### Exercise prompt:
Copy every line that holds "structured".
:: Data supplied ::
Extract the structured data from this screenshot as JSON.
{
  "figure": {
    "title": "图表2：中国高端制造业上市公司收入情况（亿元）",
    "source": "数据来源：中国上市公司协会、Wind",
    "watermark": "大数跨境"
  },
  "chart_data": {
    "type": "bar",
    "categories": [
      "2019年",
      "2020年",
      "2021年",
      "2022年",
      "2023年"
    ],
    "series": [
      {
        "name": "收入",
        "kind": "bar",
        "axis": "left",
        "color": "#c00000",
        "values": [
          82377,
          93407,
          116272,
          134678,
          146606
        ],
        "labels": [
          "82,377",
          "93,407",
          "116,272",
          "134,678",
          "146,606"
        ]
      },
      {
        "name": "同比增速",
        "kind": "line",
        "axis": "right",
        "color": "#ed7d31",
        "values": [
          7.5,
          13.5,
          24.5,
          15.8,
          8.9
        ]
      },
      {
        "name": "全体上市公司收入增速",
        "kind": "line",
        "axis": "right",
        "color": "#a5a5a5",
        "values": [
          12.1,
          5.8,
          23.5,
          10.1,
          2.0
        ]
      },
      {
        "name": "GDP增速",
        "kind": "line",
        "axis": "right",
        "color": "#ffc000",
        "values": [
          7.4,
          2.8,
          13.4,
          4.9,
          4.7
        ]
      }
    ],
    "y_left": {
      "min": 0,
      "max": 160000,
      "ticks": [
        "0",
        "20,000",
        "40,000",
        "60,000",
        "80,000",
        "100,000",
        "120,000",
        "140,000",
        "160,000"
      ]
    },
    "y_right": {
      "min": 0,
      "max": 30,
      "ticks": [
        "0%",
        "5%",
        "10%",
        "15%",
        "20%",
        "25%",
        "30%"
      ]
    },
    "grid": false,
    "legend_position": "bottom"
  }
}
:::
:: Data supplied ::
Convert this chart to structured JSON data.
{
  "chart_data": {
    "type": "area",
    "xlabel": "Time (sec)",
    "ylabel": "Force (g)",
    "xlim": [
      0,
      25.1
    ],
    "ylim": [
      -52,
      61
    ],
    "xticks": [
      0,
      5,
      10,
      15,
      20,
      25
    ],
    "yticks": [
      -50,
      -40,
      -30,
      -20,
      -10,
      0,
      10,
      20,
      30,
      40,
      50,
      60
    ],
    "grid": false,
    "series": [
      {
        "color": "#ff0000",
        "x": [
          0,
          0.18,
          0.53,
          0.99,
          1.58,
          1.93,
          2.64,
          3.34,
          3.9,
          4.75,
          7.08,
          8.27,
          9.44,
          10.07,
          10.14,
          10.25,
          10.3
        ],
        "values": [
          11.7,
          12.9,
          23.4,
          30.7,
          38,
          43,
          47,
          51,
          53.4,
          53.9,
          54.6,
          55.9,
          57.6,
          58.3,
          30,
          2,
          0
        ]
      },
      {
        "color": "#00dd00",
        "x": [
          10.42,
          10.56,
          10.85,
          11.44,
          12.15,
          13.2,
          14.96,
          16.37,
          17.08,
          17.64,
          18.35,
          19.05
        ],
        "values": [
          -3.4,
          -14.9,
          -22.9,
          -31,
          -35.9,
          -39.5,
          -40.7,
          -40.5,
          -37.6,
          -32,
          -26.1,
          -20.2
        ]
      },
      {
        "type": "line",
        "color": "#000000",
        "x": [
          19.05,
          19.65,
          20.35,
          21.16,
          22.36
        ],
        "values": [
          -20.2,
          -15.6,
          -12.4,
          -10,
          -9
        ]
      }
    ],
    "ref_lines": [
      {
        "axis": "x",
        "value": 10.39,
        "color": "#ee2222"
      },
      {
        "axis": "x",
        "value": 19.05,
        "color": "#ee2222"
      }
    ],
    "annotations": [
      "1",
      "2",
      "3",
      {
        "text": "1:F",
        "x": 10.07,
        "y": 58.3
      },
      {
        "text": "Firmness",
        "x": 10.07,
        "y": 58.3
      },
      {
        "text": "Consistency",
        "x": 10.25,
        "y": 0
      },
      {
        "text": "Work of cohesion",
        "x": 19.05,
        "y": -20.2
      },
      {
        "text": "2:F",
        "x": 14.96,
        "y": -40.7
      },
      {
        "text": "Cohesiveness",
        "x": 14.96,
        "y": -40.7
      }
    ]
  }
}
:::
### Task result:
Extract the structured data from this screenshot as JSON.
Convert this chart to structured JSON data.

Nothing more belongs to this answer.